Work to complete » Copy every item below line for line, with no changes.

Records for the task »
[start]
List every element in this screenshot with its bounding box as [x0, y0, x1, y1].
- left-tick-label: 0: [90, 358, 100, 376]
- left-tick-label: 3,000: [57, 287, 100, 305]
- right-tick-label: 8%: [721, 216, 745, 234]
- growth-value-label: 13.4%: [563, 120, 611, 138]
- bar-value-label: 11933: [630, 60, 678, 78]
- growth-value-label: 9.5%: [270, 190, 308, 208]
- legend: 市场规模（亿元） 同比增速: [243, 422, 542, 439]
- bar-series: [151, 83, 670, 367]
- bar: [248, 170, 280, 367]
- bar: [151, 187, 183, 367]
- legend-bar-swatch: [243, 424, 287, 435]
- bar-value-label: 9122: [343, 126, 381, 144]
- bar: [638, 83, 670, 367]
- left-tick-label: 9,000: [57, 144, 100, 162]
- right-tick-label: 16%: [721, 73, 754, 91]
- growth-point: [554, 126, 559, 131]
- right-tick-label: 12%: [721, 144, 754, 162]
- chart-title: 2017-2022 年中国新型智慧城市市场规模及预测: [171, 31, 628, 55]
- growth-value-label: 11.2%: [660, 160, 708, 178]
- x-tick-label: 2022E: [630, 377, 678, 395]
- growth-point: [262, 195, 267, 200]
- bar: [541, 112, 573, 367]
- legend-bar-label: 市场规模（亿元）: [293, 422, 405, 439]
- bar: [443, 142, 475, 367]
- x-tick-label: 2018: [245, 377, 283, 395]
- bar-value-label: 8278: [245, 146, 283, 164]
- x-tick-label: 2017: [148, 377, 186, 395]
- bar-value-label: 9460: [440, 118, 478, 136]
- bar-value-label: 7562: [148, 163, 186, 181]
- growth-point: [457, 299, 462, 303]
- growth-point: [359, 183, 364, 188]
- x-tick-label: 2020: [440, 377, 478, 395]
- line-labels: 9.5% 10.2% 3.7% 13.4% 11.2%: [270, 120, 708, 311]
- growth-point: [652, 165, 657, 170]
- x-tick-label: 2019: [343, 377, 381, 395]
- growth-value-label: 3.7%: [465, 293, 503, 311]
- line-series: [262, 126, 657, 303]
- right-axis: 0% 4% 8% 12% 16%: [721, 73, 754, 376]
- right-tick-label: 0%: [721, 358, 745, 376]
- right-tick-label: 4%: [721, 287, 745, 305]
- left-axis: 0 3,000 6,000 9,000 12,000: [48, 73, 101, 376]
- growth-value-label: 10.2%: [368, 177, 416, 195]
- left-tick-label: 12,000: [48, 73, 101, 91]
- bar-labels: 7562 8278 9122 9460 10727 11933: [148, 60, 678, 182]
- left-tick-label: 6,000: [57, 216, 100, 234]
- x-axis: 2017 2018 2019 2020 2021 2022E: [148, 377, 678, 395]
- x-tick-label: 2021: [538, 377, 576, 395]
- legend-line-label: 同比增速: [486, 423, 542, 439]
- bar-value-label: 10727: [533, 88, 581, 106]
[end]
Expected answer »
List every element in this screenshot with its bounding box as [x0, y0, x1, y1].
- left-tick-label: 0: [90, 358, 100, 376]
- left-tick-label: 3,000: [57, 287, 100, 305]
- right-tick-label: 8%: [721, 216, 745, 234]
- growth-value-label: 13.4%: [563, 120, 611, 138]
- bar-value-label: 11933: [630, 60, 678, 78]
- growth-value-label: 9.5%: [270, 190, 308, 208]
- legend: 市场规模（亿元） 同比增速: [243, 422, 542, 439]
- bar-series: [151, 83, 670, 367]
- bar: [248, 170, 280, 367]
- bar: [151, 187, 183, 367]
- legend-bar-swatch: [243, 424, 287, 435]
- bar-value-label: 9122: [343, 126, 381, 144]
- bar: [638, 83, 670, 367]
- left-tick-label: 9,000: [57, 144, 100, 162]
- right-tick-label: 16%: [721, 73, 754, 91]
- growth-point: [554, 126, 559, 131]
- right-tick-label: 12%: [721, 144, 754, 162]
- chart-title: 2017-2022 年中国新型智慧城市市场规模及预测: [171, 31, 628, 55]
- growth-value-label: 11.2%: [660, 160, 708, 178]
- x-tick-label: 2022E: [630, 377, 678, 395]
- growth-point: [262, 195, 267, 200]
- bar: [541, 112, 573, 367]
- legend-bar-label: 市场规模（亿元）: [293, 422, 405, 439]
- bar: [443, 142, 475, 367]
- x-tick-label: 2018: [245, 377, 283, 395]
- bar-value-label: 8278: [245, 146, 283, 164]
- x-tick-label: 2017: [148, 377, 186, 395]
- bar-value-label: 9460: [440, 118, 478, 136]
- bar-value-label: 7562: [148, 163, 186, 181]
- growth-point: [457, 299, 462, 303]
- growth-point: [359, 183, 364, 188]
- x-tick-label: 2020: [440, 377, 478, 395]
- line-labels: 9.5% 10.2% 3.7% 13.4% 11.2%: [270, 120, 708, 311]
- growth-point: [652, 165, 657, 170]
- x-tick-label: 2019: [343, 377, 381, 395]
- growth-value-label: 3.7%: [465, 293, 503, 311]
- line-series: [262, 126, 657, 303]
- right-axis: 0% 4% 8% 12% 16%: [721, 73, 754, 376]
- right-tick-label: 0%: [721, 358, 745, 376]
- right-tick-label: 4%: [721, 287, 745, 305]
- left-axis: 0 3,000 6,000 9,000 12,000: [48, 73, 101, 376]
- growth-value-label: 10.2%: [368, 177, 416, 195]
- left-tick-label: 12,000: [48, 73, 101, 91]
- bar-labels: 7562 8278 9122 9460 10727 11933: [148, 60, 678, 182]
- left-tick-label: 6,000: [57, 216, 100, 234]
- x-axis: 2017 2018 2019 2020 2021 2022E: [148, 377, 678, 395]
- x-tick-label: 2021: [538, 377, 576, 395]
- legend-line-label: 同比增速: [486, 423, 542, 439]
- bar-value-label: 10727: [533, 88, 581, 106]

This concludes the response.